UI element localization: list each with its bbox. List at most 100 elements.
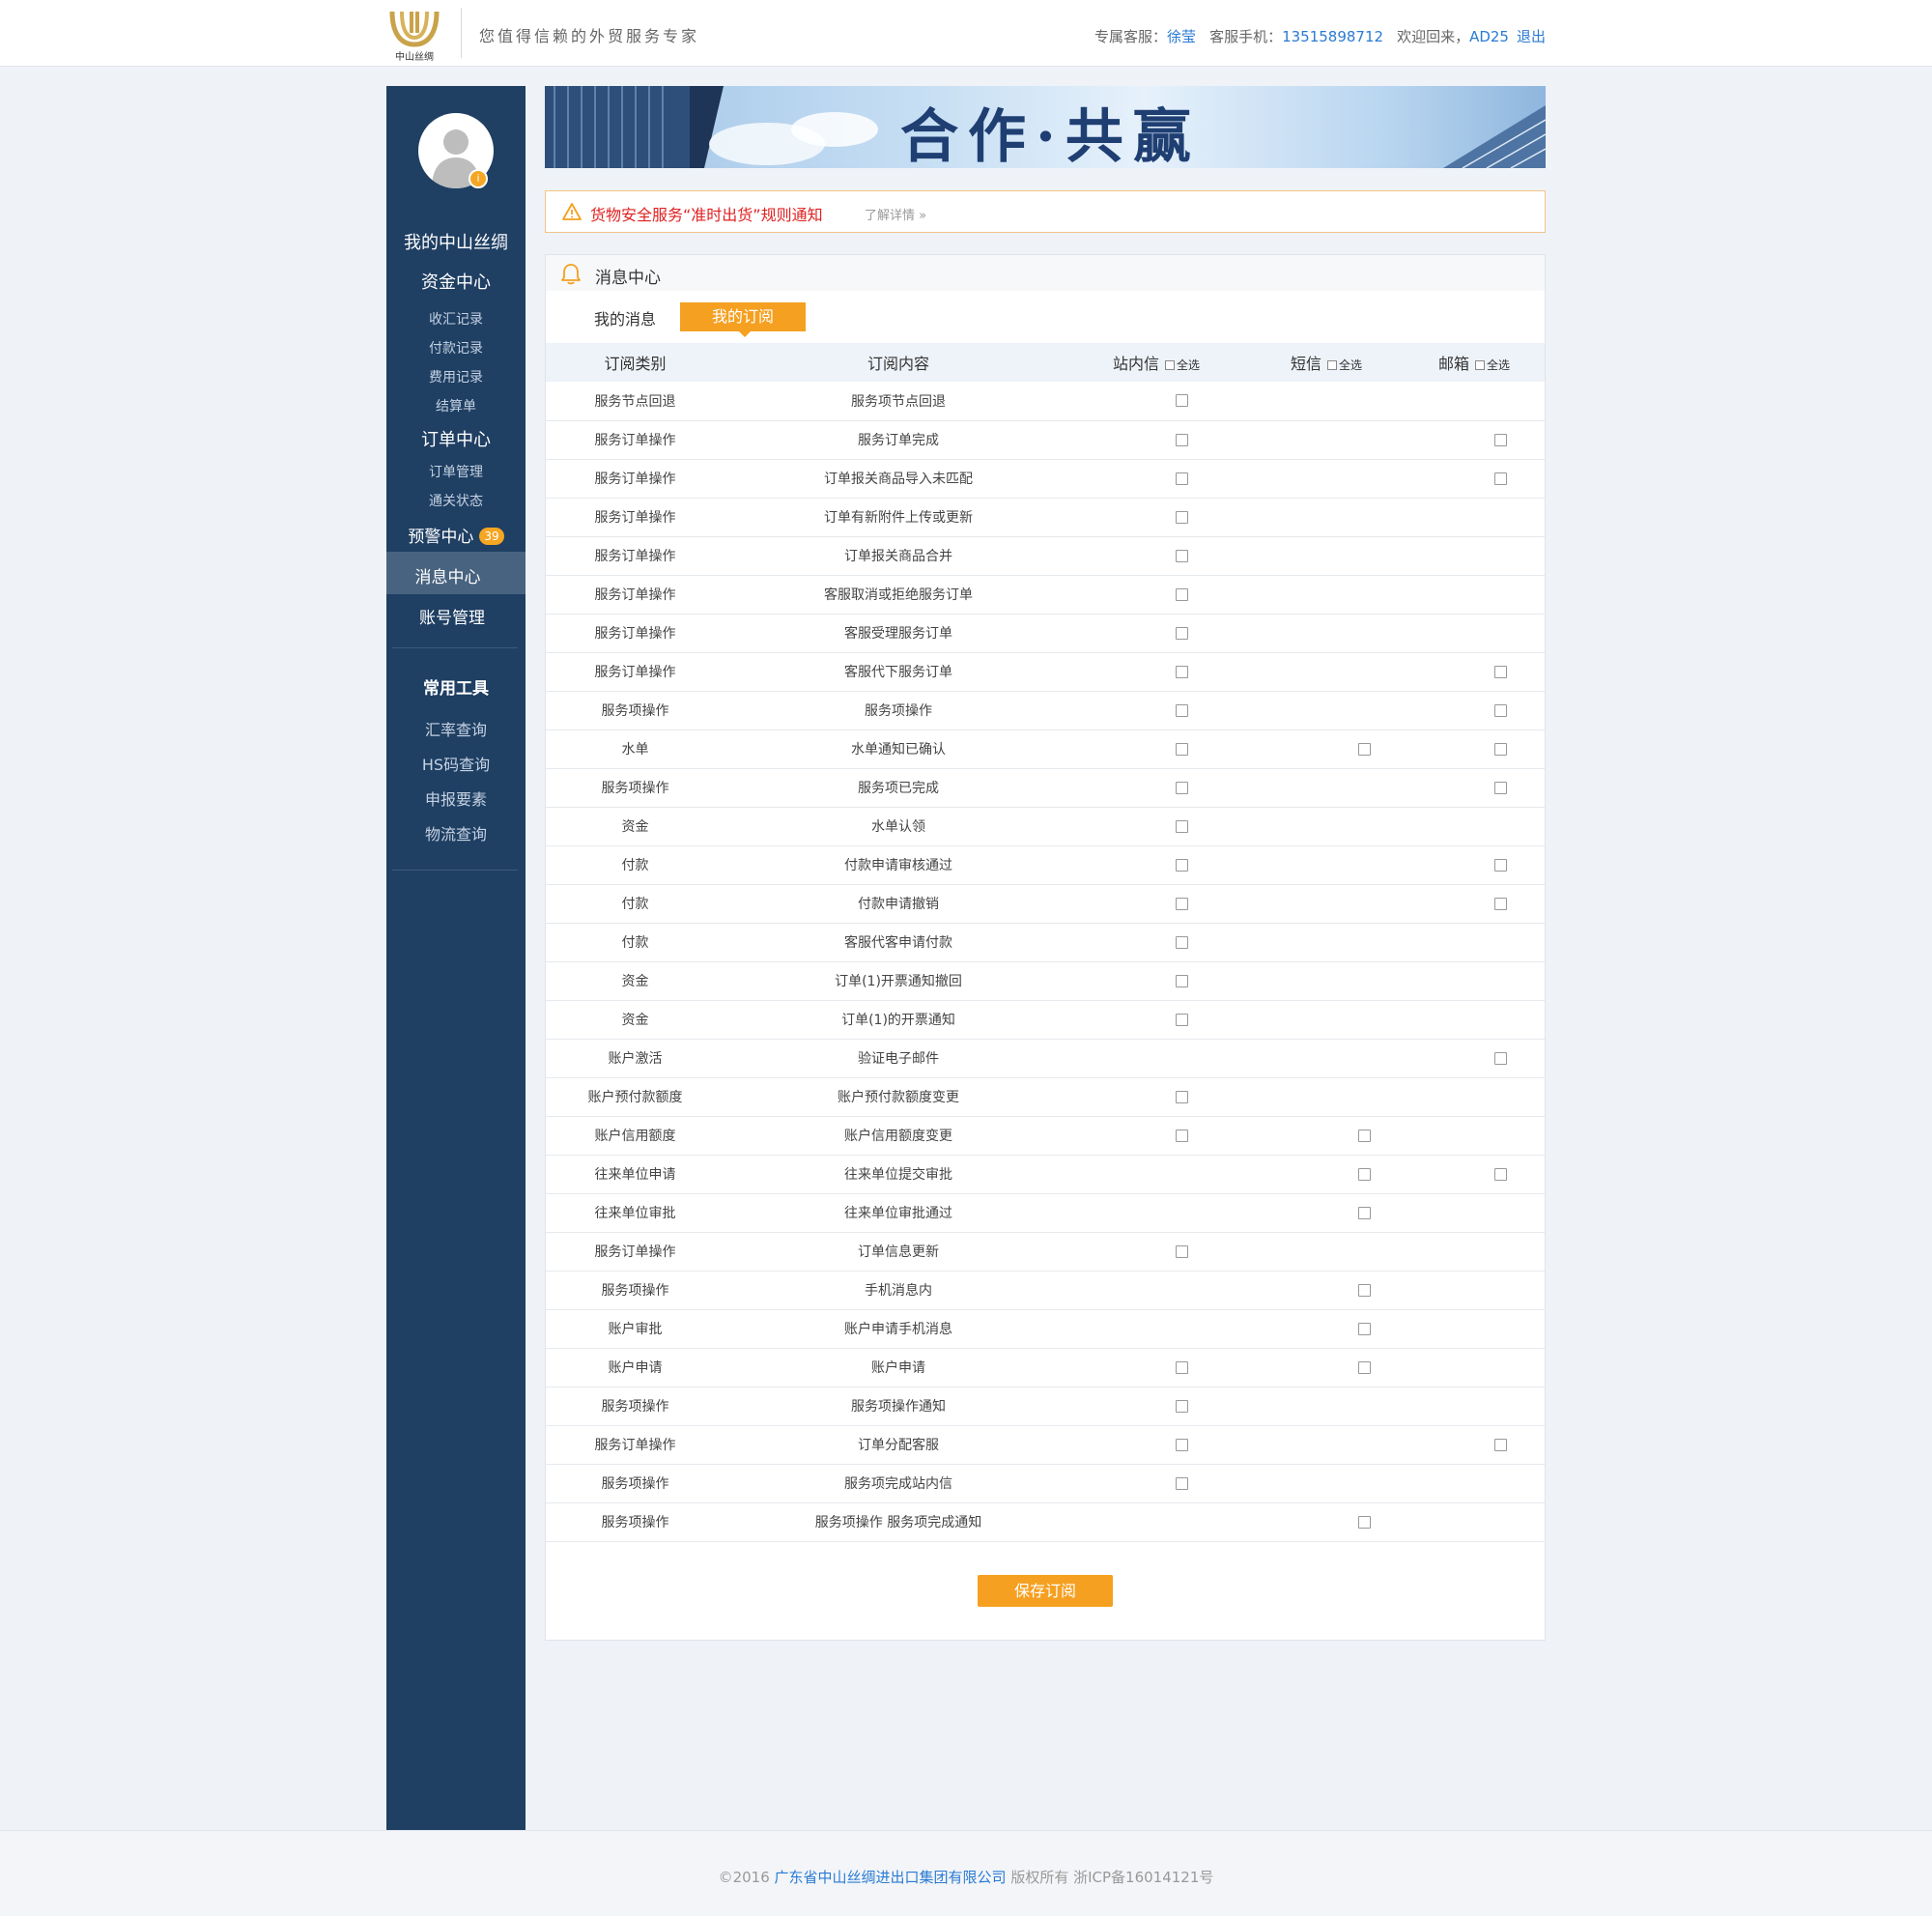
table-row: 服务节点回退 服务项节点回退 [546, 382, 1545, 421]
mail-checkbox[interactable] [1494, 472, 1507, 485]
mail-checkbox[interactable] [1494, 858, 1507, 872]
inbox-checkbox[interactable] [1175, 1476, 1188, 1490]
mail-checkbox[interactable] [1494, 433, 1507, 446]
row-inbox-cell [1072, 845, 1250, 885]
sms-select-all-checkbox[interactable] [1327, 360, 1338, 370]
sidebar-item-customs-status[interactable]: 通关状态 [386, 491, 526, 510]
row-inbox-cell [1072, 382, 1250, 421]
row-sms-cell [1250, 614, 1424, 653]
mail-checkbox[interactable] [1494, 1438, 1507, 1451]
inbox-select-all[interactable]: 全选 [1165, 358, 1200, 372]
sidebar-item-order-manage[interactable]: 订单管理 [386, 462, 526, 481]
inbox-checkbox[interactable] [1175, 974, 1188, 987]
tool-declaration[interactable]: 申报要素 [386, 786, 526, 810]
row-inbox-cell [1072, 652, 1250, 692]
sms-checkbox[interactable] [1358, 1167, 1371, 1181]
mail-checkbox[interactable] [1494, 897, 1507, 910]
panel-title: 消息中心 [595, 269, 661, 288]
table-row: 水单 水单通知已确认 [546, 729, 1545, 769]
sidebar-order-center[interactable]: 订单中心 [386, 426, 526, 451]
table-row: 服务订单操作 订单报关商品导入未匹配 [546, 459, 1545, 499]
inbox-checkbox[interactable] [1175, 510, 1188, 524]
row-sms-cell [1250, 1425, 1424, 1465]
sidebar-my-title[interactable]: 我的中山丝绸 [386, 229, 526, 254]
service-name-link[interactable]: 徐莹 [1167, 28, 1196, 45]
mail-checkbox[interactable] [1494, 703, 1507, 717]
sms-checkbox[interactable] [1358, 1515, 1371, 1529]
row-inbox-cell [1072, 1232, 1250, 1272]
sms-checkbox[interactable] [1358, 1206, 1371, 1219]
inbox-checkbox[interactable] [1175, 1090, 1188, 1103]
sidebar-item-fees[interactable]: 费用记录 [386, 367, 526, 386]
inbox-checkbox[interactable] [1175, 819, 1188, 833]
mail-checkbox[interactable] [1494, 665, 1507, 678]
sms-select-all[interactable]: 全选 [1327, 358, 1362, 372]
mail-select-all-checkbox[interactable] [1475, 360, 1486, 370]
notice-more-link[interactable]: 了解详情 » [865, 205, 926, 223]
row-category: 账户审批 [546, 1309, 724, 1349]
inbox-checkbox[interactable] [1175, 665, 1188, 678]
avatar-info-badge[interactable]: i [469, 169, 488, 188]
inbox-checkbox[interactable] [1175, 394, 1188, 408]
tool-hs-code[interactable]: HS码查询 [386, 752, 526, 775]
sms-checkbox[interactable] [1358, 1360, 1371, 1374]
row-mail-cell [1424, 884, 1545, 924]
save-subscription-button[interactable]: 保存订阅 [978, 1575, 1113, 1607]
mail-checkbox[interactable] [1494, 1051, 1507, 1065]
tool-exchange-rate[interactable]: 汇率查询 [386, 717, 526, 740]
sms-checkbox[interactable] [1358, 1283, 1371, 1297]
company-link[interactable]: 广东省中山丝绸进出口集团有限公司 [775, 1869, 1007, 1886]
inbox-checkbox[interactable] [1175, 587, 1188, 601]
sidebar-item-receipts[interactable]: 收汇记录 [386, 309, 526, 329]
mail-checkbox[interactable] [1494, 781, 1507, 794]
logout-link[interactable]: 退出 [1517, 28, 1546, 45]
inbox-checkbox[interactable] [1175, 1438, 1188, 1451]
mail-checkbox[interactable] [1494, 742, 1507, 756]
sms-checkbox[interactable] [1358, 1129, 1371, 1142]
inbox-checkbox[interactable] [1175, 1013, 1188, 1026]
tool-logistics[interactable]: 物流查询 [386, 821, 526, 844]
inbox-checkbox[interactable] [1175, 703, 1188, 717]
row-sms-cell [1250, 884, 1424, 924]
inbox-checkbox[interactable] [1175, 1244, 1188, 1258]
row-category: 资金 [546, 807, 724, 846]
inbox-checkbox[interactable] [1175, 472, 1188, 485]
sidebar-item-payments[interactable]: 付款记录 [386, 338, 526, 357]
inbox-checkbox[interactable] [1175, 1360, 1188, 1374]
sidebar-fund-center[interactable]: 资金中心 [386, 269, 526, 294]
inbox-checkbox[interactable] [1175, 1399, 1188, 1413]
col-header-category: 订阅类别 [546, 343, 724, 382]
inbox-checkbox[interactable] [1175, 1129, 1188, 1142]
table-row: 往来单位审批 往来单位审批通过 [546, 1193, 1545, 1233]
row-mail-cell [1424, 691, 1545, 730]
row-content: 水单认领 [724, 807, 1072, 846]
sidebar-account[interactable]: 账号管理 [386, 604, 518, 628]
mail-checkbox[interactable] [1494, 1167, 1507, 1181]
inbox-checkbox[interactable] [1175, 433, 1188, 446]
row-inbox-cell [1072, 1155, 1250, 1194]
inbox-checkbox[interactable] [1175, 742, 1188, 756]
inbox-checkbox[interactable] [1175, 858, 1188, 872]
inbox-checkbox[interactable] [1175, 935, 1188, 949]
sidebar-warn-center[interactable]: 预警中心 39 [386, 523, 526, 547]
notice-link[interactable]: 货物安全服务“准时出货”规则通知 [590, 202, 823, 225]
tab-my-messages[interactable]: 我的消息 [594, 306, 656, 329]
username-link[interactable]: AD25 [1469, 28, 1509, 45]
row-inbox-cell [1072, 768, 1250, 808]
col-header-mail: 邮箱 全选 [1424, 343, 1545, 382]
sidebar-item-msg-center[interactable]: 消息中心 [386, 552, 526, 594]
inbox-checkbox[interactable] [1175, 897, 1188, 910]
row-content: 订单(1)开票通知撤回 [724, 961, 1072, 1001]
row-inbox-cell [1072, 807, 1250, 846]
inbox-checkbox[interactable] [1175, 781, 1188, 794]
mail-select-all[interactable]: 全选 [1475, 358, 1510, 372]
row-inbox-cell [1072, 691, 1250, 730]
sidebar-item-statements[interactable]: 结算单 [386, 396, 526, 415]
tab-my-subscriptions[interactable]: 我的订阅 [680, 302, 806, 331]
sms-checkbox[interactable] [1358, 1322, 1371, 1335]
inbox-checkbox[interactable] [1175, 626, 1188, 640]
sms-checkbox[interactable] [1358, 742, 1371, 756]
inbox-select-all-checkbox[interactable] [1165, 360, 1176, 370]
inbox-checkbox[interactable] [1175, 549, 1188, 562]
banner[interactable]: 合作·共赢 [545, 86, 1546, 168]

* Görev *
Yukarıdaki kayıtların tüm satırlarını boş satırları atlayarak numaralı bir liste hâlinde düzenleyin ve resimleri yanıta katmayın.

* Yanıt *
1. UI element localization: list each with its bbox. List at most 100 elements.
2. table-row: 服务节点回退 服务项节点回退 [546, 382, 1545, 421]
3. mail-checkbox[interactable] [1494, 472, 1507, 485]
4. mail-checkbox[interactable] [1494, 858, 1507, 872]
5. inbox-checkbox[interactable] [1175, 1476, 1188, 1490]
6. mail-checkbox[interactable] [1494, 433, 1507, 446]
7. row-inbox-cell [1072, 845, 1250, 885]
8. sms-select-all-checkbox[interactable] [1327, 360, 1338, 370]
9. sidebar-item-customs-status[interactable]: 通关状态 [386, 491, 526, 510]
10. row-inbox-cell [1072, 382, 1250, 421]
11. row-sms-cell [1250, 614, 1424, 653]
12. mail-checkbox[interactable] [1494, 1438, 1507, 1451]
13. inbox-select-all[interactable]: 全选 [1165, 358, 1200, 372]
14. sidebar-item-order-manage[interactable]: 订单管理 [386, 462, 526, 481]
15. inbox-checkbox[interactable] [1175, 974, 1188, 987]
16. tool-declaration[interactable]: 申报要素 [386, 786, 526, 810]
17. row-inbox-cell [1072, 652, 1250, 692]
18. sms-checkbox[interactable] [1358, 1167, 1371, 1181]
19. mail-checkbox[interactable] [1494, 897, 1507, 910]
20. panel-title: 消息中心 [595, 269, 661, 288]
21. table-row: 水单 水单通知已确认 [546, 729, 1545, 769]
22. sidebar-order-center[interactable]: 订单中心 [386, 426, 526, 451]
23. table-row: 服务订单操作 订单报关商品导入未匹配 [546, 459, 1545, 499]
24. inbox-checkbox[interactable] [1175, 510, 1188, 524]
25. row-sms-cell [1250, 1425, 1424, 1465]
26. sidebar-my-title[interactable]: 我的中山丝绸 [386, 229, 526, 254]
27. service-name-link[interactable]: 徐莹 [1167, 28, 1196, 45]
28. mail-checkbox[interactable] [1494, 703, 1507, 717]
29. sms-checkbox[interactable] [1358, 1515, 1371, 1529]
30. row-inbox-cell [1072, 1232, 1250, 1272]
31. sms-checkbox[interactable] [1358, 1206, 1371, 1219]
32. inbox-checkbox[interactable] [1175, 1090, 1188, 1103]
33. sidebar-item-fees[interactable]: 费用记录 [386, 367, 526, 386]
34. inbox-checkbox[interactable] [1175, 819, 1188, 833]
35. mail-checkbox[interactable] [1494, 665, 1507, 678]
36. sms-select-all[interactable]: 全选 [1327, 358, 1362, 372]
37. mail-select-all-checkbox[interactable] [1475, 360, 1486, 370]
38. notice-more-link[interactable]: 了解详情 » [865, 205, 926, 223]
39. row-category: 账户审批 [546, 1309, 724, 1349]
40. inbox-checkbox[interactable] [1175, 665, 1188, 678]
41. avatar-info-badge[interactable]: i [469, 169, 488, 188]
42. inbox-checkbox[interactable] [1175, 394, 1188, 408]
43. tool-hs-code[interactable]: HS码查询 [386, 752, 526, 775]
44. sms-checkbox[interactable] [1358, 1360, 1371, 1374]
45. row-mail-cell [1424, 884, 1545, 924]
46. save-subscription-button[interactable]: 保存订阅 [978, 1575, 1113, 1607]
47. mail-checkbox[interactable] [1494, 1051, 1507, 1065]
48. tool-exchange-rate[interactable]: 汇率查询 [386, 717, 526, 740]
49. sms-checkbox[interactable] [1358, 1283, 1371, 1297]
50. company-link[interactable]: 广东省中山丝绸进出口集团有限公司 [775, 1869, 1007, 1886]
51. inbox-checkbox[interactable] [1175, 587, 1188, 601]
52. sidebar-item-receipts[interactable]: 收汇记录 [386, 309, 526, 329]
53. mail-checkbox[interactable] [1494, 781, 1507, 794]
54. logout-link[interactable]: 退出 [1517, 28, 1546, 45]
55. inbox-checkbox[interactable] [1175, 1438, 1188, 1451]
56. mail-checkbox[interactable] [1494, 742, 1507, 756]
57. sms-checkbox[interactable] [1358, 1129, 1371, 1142]
58. inbox-checkbox[interactable] [1175, 1013, 1188, 1026]
59. tool-logistics[interactable]: 物流查询 [386, 821, 526, 844]
60. inbox-checkbox[interactable] [1175, 703, 1188, 717]
61. row-sms-cell [1250, 884, 1424, 924]
62. inbox-checkbox[interactable] [1175, 1244, 1188, 1258]
63. row-category: 资金 [546, 807, 724, 846]
64. inbox-checkbox[interactable] [1175, 472, 1188, 485]
65. sidebar-item-payments[interactable]: 付款记录 [386, 338, 526, 357]
66. inbox-checkbox[interactable] [1175, 1360, 1188, 1374]
67. sidebar-fund-center[interactable]: 资金中心 [386, 269, 526, 294]
68. inbox-checkbox[interactable] [1175, 1399, 1188, 1413]
69. col-header-category: 订阅类别 [546, 343, 724, 382]
70. inbox-checkbox[interactable] [1175, 1129, 1188, 1142]
71. table-row: 往来单位审批 往来单位审批通过 [546, 1193, 1545, 1233]
72. row-mail-cell [1424, 691, 1545, 730]
73. row-content: 水单认领 [724, 807, 1072, 846]
74. sidebar-account[interactable]: 账号管理 [386, 604, 518, 628]
75. mail-checkbox[interactable] [1494, 1167, 1507, 1181]
76. inbox-checkbox[interactable] [1175, 433, 1188, 446]
77. row-inbox-cell [1072, 1155, 1250, 1194]
78. inbox-checkbox[interactable] [1175, 742, 1188, 756]
79. inbox-checkbox[interactable] [1175, 858, 1188, 872]
80. inbox-checkbox[interactable] [1175, 935, 1188, 949]
81. sidebar-warn-center[interactable]: 预警中心 39 [386, 523, 526, 547]
82. notice-link[interactable]: 货物安全服务“准时出货”规则通知 [590, 202, 823, 225]
83. tab-my-messages[interactable]: 我的消息 [594, 306, 656, 329]
84. username-link[interactable]: AD25 [1469, 28, 1509, 45]
85. row-inbox-cell [1072, 768, 1250, 808]
86. col-header-mail: 邮箱 全选 [1424, 343, 1545, 382]
87. sidebar-item-msg-center[interactable]: 消息中心 [386, 552, 526, 594]
88. inbox-checkbox[interactable] [1175, 897, 1188, 910]
89. row-content: 订单(1)开票通知撤回 [724, 961, 1072, 1001]
90. row-inbox-cell [1072, 807, 1250, 846]
91. inbox-checkbox[interactable] [1175, 781, 1188, 794]
92. mail-select-all[interactable]: 全选 [1475, 358, 1510, 372]
93. row-inbox-cell [1072, 691, 1250, 730]
94. sidebar-item-statements[interactable]: 结算单 [386, 396, 526, 415]
95. tab-my-subscriptions[interactable]: 我的订阅 [680, 302, 806, 331]
96. sms-checkbox[interactable] [1358, 1322, 1371, 1335]
97. inbox-checkbox[interactable] [1175, 626, 1188, 640]
98. sms-checkbox[interactable] [1358, 742, 1371, 756]
99. inbox-select-all-checkbox[interactable] [1165, 360, 1176, 370]
100. inbox-checkbox[interactable] [1175, 549, 1188, 562]
101. banner[interactable]: 合作·共赢 [545, 86, 1546, 168]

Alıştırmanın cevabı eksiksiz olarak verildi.